--- Reading text ---
The key criteria used to determine the stage of drought response are described in this section. These criteria are listed separately for water systems with surface water sources and groundwater sources. All District water systems are located in a watershed that drains to the Strait of Juan de Fuca. Water systems with surface water sources also differ from one another. The eastern watersheds extend into the Olympic Mountains. Here, the streamflow patterns are driven by both seasonal precipitation and snowpack. The two western water systems are located in watersheds with streamflows primarily driven by seasonal precipitation. The levels of District groundwater sources are correlated to long-term trends in precipitation and snowmelt. Because of this hydrology, District groundwater systems are more resilient to short-term droughts.
---
● Tasks to carry out
(1) In the drought response text, what drives the streamflow patterns in the eastern watersheds?
(2) Please resume the drought response text from the point where it stops.
--- Record set ---
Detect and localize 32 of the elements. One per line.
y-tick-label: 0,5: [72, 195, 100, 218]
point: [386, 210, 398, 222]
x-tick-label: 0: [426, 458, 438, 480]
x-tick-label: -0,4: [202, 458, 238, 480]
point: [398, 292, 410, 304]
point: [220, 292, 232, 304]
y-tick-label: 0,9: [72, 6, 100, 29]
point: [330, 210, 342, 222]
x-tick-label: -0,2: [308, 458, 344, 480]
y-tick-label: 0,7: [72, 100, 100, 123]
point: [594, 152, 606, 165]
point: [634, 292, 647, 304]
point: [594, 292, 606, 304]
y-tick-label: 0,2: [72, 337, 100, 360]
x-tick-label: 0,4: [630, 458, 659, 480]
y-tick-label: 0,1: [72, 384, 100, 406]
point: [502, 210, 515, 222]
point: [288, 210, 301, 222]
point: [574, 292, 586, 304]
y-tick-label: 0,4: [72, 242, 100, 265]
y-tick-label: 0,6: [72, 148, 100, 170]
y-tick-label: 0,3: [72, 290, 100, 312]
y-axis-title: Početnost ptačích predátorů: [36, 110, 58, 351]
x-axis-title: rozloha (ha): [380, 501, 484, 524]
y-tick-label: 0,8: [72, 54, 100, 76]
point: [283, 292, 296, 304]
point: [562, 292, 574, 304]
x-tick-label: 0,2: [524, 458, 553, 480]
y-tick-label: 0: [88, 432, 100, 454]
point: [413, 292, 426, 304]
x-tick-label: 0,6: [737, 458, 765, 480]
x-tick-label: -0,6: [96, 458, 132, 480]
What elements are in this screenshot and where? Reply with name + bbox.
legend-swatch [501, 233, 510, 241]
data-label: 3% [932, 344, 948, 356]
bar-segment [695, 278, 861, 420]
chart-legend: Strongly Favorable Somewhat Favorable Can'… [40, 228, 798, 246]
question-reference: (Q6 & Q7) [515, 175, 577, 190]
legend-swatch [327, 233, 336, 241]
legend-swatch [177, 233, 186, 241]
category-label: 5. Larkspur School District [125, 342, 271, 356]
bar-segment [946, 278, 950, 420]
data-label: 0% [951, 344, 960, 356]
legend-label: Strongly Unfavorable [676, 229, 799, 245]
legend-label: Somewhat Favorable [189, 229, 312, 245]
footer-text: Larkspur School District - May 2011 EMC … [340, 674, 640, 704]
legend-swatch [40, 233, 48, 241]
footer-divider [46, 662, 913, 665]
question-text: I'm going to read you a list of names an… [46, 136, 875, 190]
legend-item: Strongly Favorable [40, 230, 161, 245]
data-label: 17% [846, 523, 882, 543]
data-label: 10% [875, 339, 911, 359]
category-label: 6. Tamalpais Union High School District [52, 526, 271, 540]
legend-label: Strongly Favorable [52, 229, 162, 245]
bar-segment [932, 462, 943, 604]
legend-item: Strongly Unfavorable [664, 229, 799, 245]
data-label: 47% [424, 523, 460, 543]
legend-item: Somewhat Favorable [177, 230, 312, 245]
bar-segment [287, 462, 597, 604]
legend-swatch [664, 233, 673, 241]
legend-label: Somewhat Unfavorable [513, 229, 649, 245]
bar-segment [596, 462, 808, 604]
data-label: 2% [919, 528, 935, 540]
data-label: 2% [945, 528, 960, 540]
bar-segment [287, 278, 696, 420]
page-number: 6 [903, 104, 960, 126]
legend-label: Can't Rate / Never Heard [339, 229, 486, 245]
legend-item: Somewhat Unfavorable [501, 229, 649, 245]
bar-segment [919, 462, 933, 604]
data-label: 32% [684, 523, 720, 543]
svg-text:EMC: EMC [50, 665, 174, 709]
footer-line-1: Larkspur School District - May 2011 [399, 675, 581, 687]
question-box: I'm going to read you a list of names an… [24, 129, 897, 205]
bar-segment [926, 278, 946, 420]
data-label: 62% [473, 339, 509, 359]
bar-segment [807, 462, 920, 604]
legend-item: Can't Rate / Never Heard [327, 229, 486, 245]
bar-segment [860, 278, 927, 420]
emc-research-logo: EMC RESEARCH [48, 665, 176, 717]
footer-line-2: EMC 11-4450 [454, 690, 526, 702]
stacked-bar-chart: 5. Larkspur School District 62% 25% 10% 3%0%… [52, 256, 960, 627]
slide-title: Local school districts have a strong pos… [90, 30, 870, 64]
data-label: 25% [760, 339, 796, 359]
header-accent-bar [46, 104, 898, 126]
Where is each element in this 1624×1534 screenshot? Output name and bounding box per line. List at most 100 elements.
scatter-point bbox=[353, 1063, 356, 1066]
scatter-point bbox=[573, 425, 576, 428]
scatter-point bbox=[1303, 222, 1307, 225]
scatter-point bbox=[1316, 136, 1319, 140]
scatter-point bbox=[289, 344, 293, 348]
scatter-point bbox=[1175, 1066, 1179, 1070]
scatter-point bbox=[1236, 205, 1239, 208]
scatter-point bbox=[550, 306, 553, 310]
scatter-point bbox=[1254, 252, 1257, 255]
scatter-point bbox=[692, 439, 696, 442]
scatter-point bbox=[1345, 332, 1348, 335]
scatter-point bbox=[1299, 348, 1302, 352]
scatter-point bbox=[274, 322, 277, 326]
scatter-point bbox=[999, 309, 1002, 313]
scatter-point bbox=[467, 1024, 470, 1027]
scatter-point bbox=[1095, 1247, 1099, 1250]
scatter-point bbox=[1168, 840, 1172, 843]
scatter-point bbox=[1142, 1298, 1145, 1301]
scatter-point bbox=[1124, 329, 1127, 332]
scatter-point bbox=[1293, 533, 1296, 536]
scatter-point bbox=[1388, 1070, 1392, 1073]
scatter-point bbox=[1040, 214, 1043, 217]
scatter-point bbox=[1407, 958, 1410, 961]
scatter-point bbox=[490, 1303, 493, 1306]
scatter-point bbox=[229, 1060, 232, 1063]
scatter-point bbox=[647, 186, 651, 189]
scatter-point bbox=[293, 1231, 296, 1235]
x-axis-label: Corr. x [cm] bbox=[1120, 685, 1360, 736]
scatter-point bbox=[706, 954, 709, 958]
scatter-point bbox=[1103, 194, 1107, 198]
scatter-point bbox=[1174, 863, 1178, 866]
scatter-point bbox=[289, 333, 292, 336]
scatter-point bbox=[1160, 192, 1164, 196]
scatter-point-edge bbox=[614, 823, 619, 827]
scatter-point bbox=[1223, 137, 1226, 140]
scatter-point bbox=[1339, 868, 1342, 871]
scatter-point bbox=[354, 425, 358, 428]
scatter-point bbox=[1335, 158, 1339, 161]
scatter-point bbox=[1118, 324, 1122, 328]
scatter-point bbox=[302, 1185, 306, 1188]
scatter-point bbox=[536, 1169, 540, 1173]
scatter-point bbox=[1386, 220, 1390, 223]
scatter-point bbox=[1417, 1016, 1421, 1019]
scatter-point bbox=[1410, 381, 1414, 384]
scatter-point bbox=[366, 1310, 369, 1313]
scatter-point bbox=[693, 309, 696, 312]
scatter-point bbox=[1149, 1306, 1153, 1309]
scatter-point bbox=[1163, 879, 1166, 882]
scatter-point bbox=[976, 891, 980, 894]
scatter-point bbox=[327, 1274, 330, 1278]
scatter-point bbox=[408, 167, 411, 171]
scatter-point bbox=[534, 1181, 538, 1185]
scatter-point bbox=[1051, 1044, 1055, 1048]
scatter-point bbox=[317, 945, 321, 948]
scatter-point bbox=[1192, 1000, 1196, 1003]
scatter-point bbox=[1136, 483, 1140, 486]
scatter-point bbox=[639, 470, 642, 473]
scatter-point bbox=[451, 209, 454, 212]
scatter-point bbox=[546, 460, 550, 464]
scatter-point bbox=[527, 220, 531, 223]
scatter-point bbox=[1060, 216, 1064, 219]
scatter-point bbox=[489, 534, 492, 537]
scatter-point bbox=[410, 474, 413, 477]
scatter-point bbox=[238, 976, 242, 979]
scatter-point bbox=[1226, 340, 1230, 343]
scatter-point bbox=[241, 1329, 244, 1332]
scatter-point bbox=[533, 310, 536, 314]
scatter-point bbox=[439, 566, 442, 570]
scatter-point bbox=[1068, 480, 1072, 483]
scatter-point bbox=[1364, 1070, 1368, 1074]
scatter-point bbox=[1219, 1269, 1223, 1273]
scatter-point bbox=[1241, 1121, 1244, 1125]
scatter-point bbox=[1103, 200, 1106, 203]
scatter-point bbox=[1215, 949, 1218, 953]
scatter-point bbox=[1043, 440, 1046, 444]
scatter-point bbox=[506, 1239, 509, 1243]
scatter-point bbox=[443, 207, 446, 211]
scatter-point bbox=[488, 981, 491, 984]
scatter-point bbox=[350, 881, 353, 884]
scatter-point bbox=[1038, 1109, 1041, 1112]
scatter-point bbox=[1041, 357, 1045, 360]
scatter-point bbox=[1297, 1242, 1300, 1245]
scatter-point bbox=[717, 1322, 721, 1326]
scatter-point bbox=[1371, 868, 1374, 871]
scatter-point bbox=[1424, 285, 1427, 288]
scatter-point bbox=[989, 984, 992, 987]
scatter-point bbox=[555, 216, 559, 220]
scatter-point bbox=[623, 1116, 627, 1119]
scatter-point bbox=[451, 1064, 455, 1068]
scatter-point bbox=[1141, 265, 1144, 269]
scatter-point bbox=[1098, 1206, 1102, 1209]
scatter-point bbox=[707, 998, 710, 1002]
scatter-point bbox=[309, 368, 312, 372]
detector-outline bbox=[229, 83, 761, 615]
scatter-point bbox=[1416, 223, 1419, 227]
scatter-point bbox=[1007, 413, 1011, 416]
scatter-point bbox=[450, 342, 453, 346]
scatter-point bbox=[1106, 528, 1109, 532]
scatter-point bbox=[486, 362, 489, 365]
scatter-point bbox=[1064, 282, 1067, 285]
---
● Exercise results
(1) Both seasonal precipitation and snowpack.

(2)
The criteria for taking action to conserve or restrict water use apply primarily to the irrigation and early-fall seasons. The District does not own or operate any reservoir facilities capable of storing water for more than a few days of normal use. Conservation earlier than May 1 would not enable storage of surface water in the spring for use later in the season.
Aquifers could be considered a reservoir with seasonal storage capacity; however, District groundwater sources have shown little seasonal variation during droughts when use was not curtailed. Our groundwater sources are much more resilient to drought than our surface water sources.
These criteria are used as guidelines for issuing all drought response alerts. Fire risk and events, precipitation events, updated information on short-term and seasonal weather forecasts, customer comments made in response to District alerts, emergency management agency comments, and other factors deemed critical by the District, will be considered when applying these criteria.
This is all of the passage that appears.